### Instruction:
Copy out each line of the material below that holds the string "times".

Source data
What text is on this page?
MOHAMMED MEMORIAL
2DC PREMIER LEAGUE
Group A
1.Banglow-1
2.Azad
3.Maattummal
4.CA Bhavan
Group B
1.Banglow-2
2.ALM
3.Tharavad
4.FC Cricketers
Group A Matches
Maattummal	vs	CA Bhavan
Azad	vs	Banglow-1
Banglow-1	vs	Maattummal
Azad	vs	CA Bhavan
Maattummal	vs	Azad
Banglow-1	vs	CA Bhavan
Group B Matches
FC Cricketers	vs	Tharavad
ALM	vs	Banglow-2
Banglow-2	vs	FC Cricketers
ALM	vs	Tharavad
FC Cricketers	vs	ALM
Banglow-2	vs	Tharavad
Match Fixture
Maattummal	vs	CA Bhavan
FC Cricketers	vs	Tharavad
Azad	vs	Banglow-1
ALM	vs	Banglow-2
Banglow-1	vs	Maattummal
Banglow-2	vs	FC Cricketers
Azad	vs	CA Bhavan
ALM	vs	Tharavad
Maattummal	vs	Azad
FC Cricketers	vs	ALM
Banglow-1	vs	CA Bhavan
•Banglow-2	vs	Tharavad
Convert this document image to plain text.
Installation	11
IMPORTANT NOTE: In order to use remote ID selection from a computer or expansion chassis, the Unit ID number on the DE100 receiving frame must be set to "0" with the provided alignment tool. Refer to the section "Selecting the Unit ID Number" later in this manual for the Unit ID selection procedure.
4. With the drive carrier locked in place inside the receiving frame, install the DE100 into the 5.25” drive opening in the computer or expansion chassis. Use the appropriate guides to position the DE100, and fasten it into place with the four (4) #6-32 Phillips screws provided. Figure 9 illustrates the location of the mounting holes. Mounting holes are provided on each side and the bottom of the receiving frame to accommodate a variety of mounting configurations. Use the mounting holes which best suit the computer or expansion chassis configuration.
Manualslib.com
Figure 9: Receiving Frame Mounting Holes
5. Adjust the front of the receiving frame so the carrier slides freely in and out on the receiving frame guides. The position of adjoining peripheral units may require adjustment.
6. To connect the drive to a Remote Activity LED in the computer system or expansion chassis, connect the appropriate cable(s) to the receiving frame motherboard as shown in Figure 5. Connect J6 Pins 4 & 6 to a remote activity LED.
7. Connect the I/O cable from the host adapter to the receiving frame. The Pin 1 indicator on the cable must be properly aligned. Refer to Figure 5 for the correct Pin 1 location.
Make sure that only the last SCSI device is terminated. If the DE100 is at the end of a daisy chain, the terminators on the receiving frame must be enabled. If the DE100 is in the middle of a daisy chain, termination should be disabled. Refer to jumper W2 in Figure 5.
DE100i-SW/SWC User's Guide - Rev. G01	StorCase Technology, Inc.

...

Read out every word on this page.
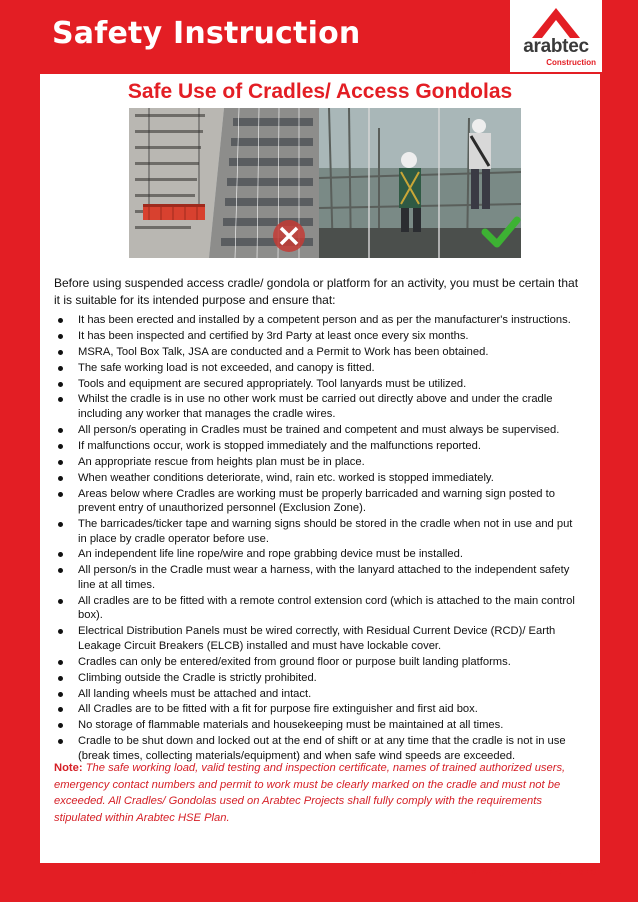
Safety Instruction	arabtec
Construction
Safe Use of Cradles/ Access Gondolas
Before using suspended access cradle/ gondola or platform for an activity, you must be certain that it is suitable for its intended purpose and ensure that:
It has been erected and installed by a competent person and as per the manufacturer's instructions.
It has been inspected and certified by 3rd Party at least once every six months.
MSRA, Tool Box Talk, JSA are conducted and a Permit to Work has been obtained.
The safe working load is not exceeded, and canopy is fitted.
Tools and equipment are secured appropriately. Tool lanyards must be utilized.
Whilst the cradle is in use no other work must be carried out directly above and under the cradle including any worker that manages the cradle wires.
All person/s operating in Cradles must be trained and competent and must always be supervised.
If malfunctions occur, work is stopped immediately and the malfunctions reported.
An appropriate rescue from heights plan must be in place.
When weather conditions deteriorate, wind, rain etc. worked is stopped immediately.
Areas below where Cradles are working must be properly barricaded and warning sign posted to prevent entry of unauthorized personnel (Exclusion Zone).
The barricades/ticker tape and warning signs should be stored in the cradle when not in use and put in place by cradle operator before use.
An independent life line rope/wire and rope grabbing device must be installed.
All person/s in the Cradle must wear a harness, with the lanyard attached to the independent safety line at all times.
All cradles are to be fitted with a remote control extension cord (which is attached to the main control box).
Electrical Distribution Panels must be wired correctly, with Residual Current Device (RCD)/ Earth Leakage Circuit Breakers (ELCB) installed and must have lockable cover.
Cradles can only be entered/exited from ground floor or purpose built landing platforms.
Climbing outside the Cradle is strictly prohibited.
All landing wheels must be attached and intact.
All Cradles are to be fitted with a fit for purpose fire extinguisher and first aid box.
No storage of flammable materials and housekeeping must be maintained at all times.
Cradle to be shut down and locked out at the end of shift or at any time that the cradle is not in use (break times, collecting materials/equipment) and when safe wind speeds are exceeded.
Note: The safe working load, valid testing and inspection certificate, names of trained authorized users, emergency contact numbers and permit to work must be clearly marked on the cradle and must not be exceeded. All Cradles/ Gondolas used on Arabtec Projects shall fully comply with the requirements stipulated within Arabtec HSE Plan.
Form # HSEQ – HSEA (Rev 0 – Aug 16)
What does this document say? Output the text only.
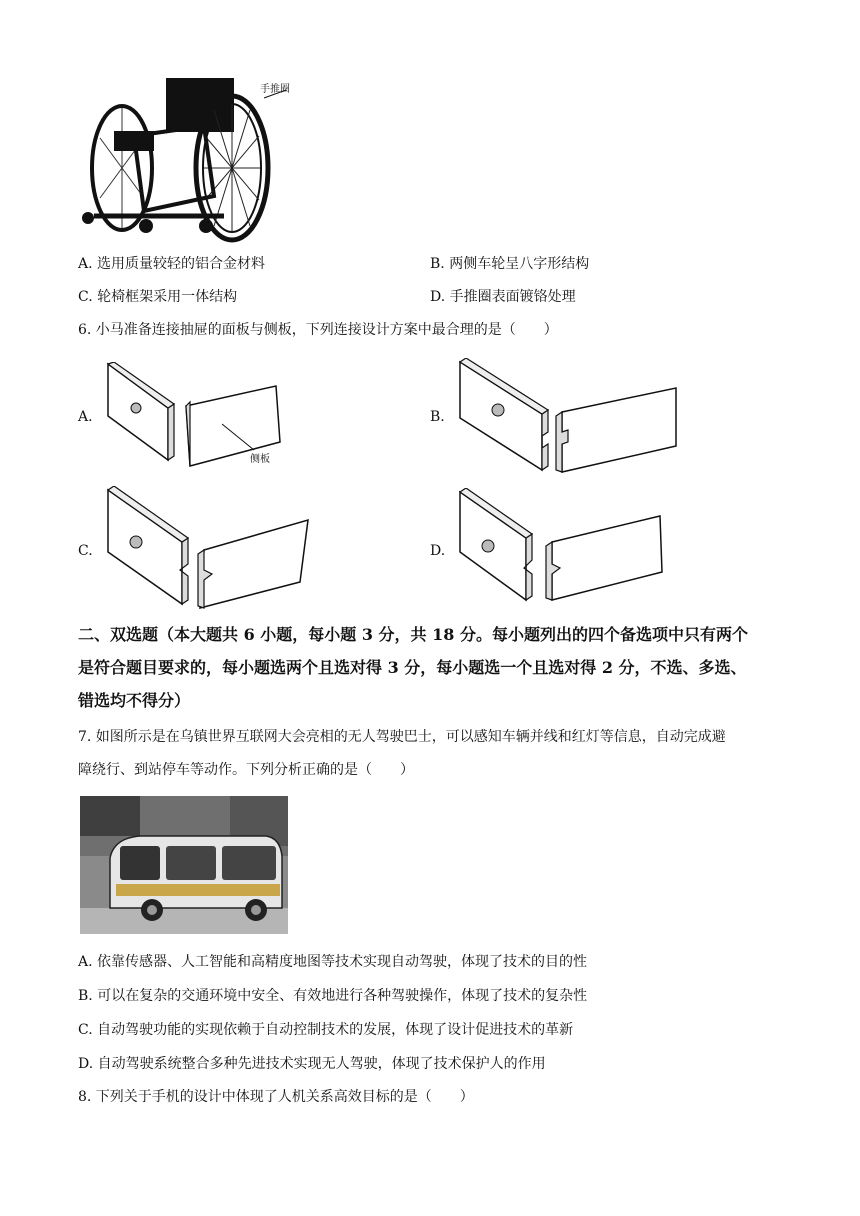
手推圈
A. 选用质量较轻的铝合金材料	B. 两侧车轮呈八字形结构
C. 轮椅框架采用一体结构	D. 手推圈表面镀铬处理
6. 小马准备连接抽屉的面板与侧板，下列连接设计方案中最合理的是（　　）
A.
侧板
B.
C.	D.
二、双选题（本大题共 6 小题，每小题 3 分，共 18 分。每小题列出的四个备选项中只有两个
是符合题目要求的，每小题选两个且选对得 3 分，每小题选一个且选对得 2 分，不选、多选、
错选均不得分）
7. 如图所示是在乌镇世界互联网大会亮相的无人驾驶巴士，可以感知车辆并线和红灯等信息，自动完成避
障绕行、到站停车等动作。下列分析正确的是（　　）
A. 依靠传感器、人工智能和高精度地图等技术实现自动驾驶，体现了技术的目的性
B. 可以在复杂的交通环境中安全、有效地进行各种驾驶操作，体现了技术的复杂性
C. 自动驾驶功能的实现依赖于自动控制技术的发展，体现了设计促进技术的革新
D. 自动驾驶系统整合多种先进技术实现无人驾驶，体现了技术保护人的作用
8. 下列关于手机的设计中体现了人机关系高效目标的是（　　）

==

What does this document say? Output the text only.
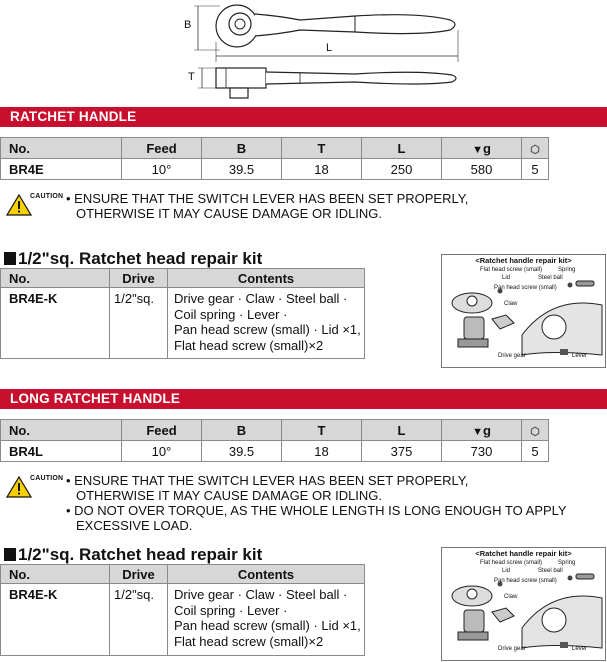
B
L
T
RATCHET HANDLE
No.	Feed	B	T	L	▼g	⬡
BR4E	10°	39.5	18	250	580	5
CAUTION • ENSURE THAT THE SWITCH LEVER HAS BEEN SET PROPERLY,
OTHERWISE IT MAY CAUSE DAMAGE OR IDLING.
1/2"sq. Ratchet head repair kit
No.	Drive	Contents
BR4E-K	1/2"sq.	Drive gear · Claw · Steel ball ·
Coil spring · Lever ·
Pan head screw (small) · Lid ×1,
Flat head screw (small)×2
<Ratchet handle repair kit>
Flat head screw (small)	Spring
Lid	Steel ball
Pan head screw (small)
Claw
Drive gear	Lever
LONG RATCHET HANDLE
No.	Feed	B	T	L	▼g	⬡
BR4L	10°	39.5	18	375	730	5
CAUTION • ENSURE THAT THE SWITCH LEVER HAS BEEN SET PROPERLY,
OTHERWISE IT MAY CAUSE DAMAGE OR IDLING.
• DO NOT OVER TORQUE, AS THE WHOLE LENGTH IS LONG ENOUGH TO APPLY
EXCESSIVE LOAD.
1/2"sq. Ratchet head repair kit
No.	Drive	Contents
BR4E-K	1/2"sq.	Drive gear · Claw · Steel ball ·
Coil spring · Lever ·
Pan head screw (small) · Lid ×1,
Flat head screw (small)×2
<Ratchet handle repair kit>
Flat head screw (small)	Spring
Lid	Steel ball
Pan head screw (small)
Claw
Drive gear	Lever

### Worked answer:
All person/s in the Cradle must wear a harness, with the lanyard attached to the independent safety line at all times.
No storage of flammable materials and housekeeping must be maintained at all times.
Cradle to be shut down and locked out at the end of shift or at any time that the cradle is not in use (break times, collecting materials/equipment) and when safe wind speeds are exceeded.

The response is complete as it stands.